→ **Your instructions**
Find every entry below that contains the string "help" and copy each of those entries in full. Treat uppercase and lowercase letters as different.

BEGIN Material provided

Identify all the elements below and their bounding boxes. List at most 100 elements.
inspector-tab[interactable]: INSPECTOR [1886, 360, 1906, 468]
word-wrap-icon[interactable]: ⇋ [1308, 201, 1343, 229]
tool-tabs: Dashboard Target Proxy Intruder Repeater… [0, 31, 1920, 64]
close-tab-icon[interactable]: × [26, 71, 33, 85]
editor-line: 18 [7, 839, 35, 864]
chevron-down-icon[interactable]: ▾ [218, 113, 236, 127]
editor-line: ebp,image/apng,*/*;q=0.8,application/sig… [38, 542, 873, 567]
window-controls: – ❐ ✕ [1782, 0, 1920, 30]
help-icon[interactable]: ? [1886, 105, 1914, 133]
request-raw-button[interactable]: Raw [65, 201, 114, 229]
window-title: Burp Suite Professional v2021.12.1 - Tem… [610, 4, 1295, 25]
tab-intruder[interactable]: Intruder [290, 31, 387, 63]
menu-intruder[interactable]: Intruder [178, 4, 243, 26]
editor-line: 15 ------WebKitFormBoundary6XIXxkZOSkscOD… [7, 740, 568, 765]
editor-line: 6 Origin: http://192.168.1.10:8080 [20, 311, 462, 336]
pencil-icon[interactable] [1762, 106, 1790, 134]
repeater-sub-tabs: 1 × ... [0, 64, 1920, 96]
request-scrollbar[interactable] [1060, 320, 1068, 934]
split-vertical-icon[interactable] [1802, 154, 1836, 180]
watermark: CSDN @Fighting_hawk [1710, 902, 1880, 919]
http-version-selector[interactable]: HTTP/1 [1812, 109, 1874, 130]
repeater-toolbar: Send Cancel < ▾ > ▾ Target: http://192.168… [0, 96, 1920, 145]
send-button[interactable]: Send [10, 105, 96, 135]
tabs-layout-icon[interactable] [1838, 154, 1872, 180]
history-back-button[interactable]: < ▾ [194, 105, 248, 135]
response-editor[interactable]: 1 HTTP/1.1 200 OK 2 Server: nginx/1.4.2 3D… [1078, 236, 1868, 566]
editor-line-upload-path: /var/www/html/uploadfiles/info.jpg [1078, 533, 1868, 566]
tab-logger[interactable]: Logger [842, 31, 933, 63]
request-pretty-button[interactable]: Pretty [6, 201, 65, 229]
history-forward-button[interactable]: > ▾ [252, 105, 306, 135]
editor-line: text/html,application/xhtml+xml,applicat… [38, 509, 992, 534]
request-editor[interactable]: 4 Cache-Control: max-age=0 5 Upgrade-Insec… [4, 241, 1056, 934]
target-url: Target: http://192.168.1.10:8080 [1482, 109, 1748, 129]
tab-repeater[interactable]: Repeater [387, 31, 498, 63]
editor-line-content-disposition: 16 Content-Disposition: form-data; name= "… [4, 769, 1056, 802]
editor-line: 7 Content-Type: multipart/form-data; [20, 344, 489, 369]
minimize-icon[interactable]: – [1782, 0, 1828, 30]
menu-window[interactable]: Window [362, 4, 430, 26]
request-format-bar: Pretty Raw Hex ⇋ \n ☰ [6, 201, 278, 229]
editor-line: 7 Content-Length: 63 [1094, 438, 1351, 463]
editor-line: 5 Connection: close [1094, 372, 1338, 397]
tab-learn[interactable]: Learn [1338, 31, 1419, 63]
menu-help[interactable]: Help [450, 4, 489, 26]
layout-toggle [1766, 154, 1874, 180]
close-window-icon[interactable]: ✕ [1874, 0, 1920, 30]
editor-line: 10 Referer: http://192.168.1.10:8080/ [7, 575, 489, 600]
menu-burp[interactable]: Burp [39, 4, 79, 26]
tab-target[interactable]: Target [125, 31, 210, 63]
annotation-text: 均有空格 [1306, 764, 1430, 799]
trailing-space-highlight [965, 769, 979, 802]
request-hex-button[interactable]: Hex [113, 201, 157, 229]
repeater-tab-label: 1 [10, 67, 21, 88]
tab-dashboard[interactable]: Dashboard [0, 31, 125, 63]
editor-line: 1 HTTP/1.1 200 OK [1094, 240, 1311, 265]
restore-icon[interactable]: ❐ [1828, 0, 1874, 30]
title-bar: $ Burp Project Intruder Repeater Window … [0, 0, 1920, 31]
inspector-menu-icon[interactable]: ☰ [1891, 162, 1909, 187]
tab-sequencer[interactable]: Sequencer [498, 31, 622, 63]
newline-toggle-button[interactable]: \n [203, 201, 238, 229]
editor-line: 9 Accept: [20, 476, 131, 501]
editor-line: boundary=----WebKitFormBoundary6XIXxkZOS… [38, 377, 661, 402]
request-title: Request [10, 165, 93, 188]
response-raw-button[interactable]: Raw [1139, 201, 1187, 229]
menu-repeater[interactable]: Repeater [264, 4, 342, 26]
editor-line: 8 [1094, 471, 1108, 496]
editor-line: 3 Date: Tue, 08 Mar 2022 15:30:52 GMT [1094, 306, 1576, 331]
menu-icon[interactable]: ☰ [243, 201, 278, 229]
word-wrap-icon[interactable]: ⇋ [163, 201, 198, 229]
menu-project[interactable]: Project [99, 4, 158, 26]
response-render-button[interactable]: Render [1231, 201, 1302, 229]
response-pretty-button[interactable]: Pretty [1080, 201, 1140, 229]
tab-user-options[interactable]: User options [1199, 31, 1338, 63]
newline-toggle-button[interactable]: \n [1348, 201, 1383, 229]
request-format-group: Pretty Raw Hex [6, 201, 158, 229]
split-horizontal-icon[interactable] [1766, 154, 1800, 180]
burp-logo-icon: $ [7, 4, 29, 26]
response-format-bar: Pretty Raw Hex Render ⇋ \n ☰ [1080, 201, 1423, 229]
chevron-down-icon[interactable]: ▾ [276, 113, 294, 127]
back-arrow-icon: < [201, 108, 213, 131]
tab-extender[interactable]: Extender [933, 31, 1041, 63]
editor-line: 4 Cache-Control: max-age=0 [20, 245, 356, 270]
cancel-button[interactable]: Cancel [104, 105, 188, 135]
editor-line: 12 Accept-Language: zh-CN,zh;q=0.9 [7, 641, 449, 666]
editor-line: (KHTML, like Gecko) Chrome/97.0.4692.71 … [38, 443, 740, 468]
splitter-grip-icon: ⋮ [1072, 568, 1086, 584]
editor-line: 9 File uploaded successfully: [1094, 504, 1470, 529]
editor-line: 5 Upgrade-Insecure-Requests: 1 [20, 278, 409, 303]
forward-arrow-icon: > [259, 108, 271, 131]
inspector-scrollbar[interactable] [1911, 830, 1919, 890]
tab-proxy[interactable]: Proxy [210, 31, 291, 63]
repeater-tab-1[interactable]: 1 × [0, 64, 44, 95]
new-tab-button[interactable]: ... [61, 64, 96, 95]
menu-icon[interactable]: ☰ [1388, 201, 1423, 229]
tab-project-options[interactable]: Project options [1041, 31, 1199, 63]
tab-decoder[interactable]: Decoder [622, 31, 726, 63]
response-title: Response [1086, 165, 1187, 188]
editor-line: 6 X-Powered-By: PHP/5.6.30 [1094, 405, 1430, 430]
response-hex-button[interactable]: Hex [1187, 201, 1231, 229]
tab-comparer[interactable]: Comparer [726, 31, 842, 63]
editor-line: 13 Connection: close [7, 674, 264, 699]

END Material provided

→ **Written answer**
help-icon[interactable]: ? [1886, 105, 1914, 133]
menu-help[interactable]: Help [450, 4, 489, 26]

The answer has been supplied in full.